GIVEN EXERCISE -
Write out every line of the data below word for word.

==== INFORMATION PROVIDED

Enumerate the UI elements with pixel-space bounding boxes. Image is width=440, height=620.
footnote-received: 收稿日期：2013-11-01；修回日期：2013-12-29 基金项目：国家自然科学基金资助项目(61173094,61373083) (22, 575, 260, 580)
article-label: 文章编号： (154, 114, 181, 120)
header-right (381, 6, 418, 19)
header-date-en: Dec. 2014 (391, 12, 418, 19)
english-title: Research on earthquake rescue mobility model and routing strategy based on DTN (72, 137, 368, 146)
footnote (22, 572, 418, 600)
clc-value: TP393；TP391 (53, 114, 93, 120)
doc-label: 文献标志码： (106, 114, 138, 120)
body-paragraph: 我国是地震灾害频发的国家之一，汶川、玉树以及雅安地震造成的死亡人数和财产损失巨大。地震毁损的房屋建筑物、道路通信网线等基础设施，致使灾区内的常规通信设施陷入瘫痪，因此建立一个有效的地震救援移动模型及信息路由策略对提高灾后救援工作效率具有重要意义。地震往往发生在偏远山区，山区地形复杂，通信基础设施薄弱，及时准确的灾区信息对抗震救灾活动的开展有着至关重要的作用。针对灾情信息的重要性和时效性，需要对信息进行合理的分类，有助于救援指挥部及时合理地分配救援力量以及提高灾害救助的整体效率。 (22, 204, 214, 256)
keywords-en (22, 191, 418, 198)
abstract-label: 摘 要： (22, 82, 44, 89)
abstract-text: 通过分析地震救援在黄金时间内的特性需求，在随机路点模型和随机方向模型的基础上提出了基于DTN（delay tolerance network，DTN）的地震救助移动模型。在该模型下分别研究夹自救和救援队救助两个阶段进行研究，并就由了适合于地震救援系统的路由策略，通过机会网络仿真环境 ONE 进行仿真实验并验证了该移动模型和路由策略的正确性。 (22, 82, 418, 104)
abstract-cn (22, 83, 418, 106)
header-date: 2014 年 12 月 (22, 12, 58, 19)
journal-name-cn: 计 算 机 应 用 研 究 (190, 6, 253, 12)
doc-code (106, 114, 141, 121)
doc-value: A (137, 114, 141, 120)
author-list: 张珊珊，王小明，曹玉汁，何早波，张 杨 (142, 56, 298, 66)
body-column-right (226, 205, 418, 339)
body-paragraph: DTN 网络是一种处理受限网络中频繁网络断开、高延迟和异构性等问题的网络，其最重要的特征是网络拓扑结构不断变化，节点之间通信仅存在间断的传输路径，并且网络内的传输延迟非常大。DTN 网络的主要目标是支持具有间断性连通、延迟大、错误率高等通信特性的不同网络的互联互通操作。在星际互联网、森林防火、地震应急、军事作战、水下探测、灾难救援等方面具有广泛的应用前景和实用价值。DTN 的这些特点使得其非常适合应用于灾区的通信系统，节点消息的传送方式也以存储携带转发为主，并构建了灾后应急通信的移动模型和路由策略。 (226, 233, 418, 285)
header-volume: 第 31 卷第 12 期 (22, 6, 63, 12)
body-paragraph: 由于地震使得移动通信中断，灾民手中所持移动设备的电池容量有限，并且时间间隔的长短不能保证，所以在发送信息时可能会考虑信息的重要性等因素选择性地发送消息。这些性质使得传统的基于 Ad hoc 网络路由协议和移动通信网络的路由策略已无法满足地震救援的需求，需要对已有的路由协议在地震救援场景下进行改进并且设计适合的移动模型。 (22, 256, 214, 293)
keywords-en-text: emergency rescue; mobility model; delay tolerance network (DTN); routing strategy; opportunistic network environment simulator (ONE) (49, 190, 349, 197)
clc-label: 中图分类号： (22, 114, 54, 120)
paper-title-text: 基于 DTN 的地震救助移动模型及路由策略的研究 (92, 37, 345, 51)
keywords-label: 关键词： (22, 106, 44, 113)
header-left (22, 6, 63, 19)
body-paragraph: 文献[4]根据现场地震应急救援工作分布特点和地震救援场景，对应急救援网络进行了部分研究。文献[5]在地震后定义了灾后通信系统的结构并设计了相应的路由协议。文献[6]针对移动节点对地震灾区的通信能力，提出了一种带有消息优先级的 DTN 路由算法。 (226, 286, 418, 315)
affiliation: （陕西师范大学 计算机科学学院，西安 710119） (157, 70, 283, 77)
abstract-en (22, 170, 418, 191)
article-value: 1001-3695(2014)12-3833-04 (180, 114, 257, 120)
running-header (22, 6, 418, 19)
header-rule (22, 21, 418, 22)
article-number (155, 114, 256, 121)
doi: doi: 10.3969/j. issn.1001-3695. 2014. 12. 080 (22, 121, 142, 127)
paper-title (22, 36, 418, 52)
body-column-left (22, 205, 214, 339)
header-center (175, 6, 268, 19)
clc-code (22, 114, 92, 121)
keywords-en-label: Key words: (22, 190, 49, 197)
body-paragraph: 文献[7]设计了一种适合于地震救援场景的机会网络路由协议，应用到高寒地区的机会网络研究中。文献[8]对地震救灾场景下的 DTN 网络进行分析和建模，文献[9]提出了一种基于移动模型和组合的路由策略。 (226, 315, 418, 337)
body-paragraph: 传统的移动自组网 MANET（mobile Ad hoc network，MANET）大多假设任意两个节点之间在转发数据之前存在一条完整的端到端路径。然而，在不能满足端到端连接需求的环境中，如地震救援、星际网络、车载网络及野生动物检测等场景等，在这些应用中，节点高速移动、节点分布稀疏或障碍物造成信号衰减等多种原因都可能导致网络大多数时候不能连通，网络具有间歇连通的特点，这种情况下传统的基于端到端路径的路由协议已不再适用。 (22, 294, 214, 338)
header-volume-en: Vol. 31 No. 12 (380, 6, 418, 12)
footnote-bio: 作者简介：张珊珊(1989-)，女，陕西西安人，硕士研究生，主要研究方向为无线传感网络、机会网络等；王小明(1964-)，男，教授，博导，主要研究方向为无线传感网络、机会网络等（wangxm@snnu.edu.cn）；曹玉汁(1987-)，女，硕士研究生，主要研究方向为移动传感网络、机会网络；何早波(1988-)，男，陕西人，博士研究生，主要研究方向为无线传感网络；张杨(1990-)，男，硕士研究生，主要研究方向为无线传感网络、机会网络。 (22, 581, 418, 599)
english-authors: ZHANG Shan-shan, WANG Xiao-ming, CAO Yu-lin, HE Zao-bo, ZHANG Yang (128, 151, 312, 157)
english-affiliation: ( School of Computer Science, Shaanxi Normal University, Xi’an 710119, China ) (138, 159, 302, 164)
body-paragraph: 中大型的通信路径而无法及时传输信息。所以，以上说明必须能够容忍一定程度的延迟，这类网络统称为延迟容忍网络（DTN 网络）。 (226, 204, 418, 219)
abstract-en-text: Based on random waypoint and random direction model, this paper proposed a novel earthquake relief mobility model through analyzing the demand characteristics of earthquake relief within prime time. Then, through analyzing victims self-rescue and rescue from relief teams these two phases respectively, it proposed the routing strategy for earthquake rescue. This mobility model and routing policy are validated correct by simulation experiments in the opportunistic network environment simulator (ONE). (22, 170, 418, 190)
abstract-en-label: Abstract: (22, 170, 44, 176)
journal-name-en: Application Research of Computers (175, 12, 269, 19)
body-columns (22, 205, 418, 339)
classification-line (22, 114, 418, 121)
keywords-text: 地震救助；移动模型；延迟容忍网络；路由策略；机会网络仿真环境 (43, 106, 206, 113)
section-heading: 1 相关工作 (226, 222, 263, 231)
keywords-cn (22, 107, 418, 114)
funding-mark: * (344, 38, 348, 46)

========

EXERCISE RESPONSE -
Enumerate the UI elements with pixel-space bounding boxes. Image is width=440, height=620.
footnote-received: 收稿日期：2013-11-01；修回日期：2013-12-29 基金项目：国家自然科学基金资助项目(61173094,61373083) (22, 575, 260, 580)
article-label: 文章编号： (154, 114, 181, 120)
header-right (381, 6, 418, 19)
header-date-en: Dec. 2014 (391, 12, 418, 19)
english-title: Research on earthquake rescue mobility model and routing strategy based on DTN (72, 137, 368, 146)
footnote (22, 572, 418, 600)
clc-value: TP393；TP391 (53, 114, 93, 120)
doc-label: 文献标志码： (106, 114, 138, 120)
body-paragraph: 我国是地震灾害频发的国家之一，汶川、玉树以及雅安地震造成的死亡人数和财产损失巨大。地震毁损的房屋建筑物、道路通信网线等基础设施，致使灾区内的常规通信设施陷入瘫痪，因此建立一个有效的地震救援移动模型及信息路由策略对提高灾后救援工作效率具有重要意义。地震往往发生在偏远山区，山区地形复杂，通信基础设施薄弱，及时准确的灾区信息对抗震救灾活动的开展有着至关重要的作用。针对灾情信息的重要性和时效性，需要对信息进行合理的分类，有助于救援指挥部及时合理地分配救援力量以及提高灾害救助的整体效率。 (22, 204, 214, 256)
keywords-en (22, 191, 418, 198)
abstract-label: 摘 要： (22, 82, 44, 89)
abstract-text: 通过分析地震救援在黄金时间内的特性需求，在随机路点模型和随机方向模型的基础上提出了基于DTN（delay tolerance network，DTN）的地震救助移动模型。在该模型下分别研究夹自救和救援队救助两个阶段进行研究，并就由了适合于地震救援系统的路由策略，通过机会网络仿真环境 ONE 进行仿真实验并验证了该移动模型和路由策略的正确性。 (22, 82, 418, 104)
abstract-cn (22, 83, 418, 106)
header-date: 2014 年 12 月 (22, 12, 58, 19)
journal-name-cn: 计 算 机 应 用 研 究 (190, 6, 253, 12)
doc-code (106, 114, 141, 121)
doc-value: A (137, 114, 141, 120)
author-list: 张珊珊，王小明，曹玉汁，何早波，张 杨 (142, 56, 298, 66)
body-column-right (226, 205, 418, 339)
body-paragraph: DTN 网络是一种处理受限网络中频繁网络断开、高延迟和异构性等问题的网络，其最重要的特征是网络拓扑结构不断变化，节点之间通信仅存在间断的传输路径，并且网络内的传输延迟非常大。DTN 网络的主要目标是支持具有间断性连通、延迟大、错误率高等通信特性的不同网络的互联互通操作。在星际互联网、森林防火、地震应急、军事作战、水下探测、灾难救援等方面具有广泛的应用前景和实用价值。DTN 的这些特点使得其非常适合应用于灾区的通信系统，节点消息的传送方式也以存储携带转发为主，并构建了灾后应急通信的移动模型和路由策略。 (226, 233, 418, 285)
header-volume: 第 31 卷第 12 期 (22, 6, 63, 12)
body-paragraph: 由于地震使得移动通信中断，灾民手中所持移动设备的电池容量有限，并且时间间隔的长短不能保证，所以在发送信息时可能会考虑信息的重要性等因素选择性地发送消息。这些性质使得传统的基于 Ad hoc 网络路由协议和移动通信网络的路由策略已无法满足地震救援的需求，需要对已有的路由协议在地震救援场景下进行改进并且设计适合的移动模型。 (22, 256, 214, 293)
keywords-en-text: emergency rescue; mobility model; delay tolerance network (DTN); routing strategy; opportunistic network environment simulator (ONE) (49, 190, 349, 197)
clc-label: 中图分类号： (22, 114, 54, 120)
paper-title-text: 基于 DTN 的地震救助移动模型及路由策略的研究 (92, 37, 345, 51)
keywords-label: 关键词： (22, 106, 44, 113)
header-left (22, 6, 63, 19)
body-paragraph: 文献[4]根据现场地震应急救援工作分布特点和地震救援场景，对应急救援网络进行了部分研究。文献[5]在地震后定义了灾后通信系统的结构并设计了相应的路由协议。文献[6]针对移动节点对地震灾区的通信能力，提出了一种带有消息优先级的 DTN 路由算法。 (226, 286, 418, 315)
affiliation: （陕西师范大学 计算机科学学院，西安 710119） (157, 70, 283, 77)
abstract-en (22, 170, 418, 191)
article-value: 1001-3695(2014)12-3833-04 (180, 114, 257, 120)
running-header (22, 6, 418, 19)
header-rule (22, 21, 418, 22)
article-number (155, 114, 256, 121)
doi: doi: 10.3969/j. issn.1001-3695. 2014. 12. 080 (22, 121, 142, 127)
paper-title (22, 36, 418, 52)
body-column-left (22, 205, 214, 339)
header-center (175, 6, 268, 19)
clc-code (22, 114, 92, 121)
keywords-en-label: Key words: (22, 190, 49, 197)
body-paragraph: 文献[7]设计了一种适合于地震救援场景的机会网络路由协议，应用到高寒地区的机会网络研究中。文献[8]对地震救灾场景下的 DTN 网络进行分析和建模，文献[9]提出了一种基于移动模型和组合的路由策略。 (226, 315, 418, 337)
body-paragraph: 传统的移动自组网 MANET（mobile Ad hoc network，MANET）大多假设任意两个节点之间在转发数据之前存在一条完整的端到端路径。然而，在不能满足端到端连接需求的环境中，如地震救援、星际网络、车载网络及野生动物检测等场景等，在这些应用中，节点高速移动、节点分布稀疏或障碍物造成信号衰减等多种原因都可能导致网络大多数时候不能连通，网络具有间歇连通的特点，这种情况下传统的基于端到端路径的路由协议已不再适用。 (22, 294, 214, 338)
header-volume-en: Vol. 31 No. 12 (380, 6, 418, 12)
footnote-bio: 作者简介：张珊珊(1989-)，女，陕西西安人，硕士研究生，主要研究方向为无线传感网络、机会网络等；王小明(1964-)，男，教授，博导，主要研究方向为无线传感网络、机会网络等（wangxm@snnu.edu.cn）；曹玉汁(1987-)，女，硕士研究生，主要研究方向为移动传感网络、机会网络；何早波(1988-)，男，陕西人，博士研究生，主要研究方向为无线传感网络；张杨(1990-)，男，硕士研究生，主要研究方向为无线传感网络、机会网络。 (22, 581, 418, 599)
english-authors: ZHANG Shan-shan, WANG Xiao-ming, CAO Yu-lin, HE Zao-bo, ZHANG Yang (128, 151, 312, 157)
english-affiliation: ( School of Computer Science, Shaanxi Normal University, Xi’an 710119, China ) (138, 159, 302, 164)
body-paragraph: 中大型的通信路径而无法及时传输信息。所以，以上说明必须能够容忍一定程度的延迟，这类网络统称为延迟容忍网络（DTN 网络）。 (226, 204, 418, 219)
abstract-en-text: Based on random waypoint and random direction model, this paper proposed a novel earthquake relief mobility model through analyzing the demand characteristics of earthquake relief within prime time. Then, through analyzing victims self-rescue and rescue from relief teams these two phases respectively, it proposed the routing strategy for earthquake rescue. This mobility model and routing policy are validated correct by simulation experiments in the opportunistic network environment simulator (ONE). (22, 170, 418, 190)
abstract-en-label: Abstract: (22, 170, 44, 176)
journal-name-en: Application Research of Computers (175, 12, 269, 19)
body-columns (22, 205, 418, 339)
classification-line (22, 114, 418, 121)
keywords-text: 地震救助；移动模型；延迟容忍网络；路由策略；机会网络仿真环境 (43, 106, 206, 113)
section-heading: 1 相关工作 (226, 222, 263, 231)
keywords-cn (22, 107, 418, 114)
funding-mark: * (344, 38, 348, 46)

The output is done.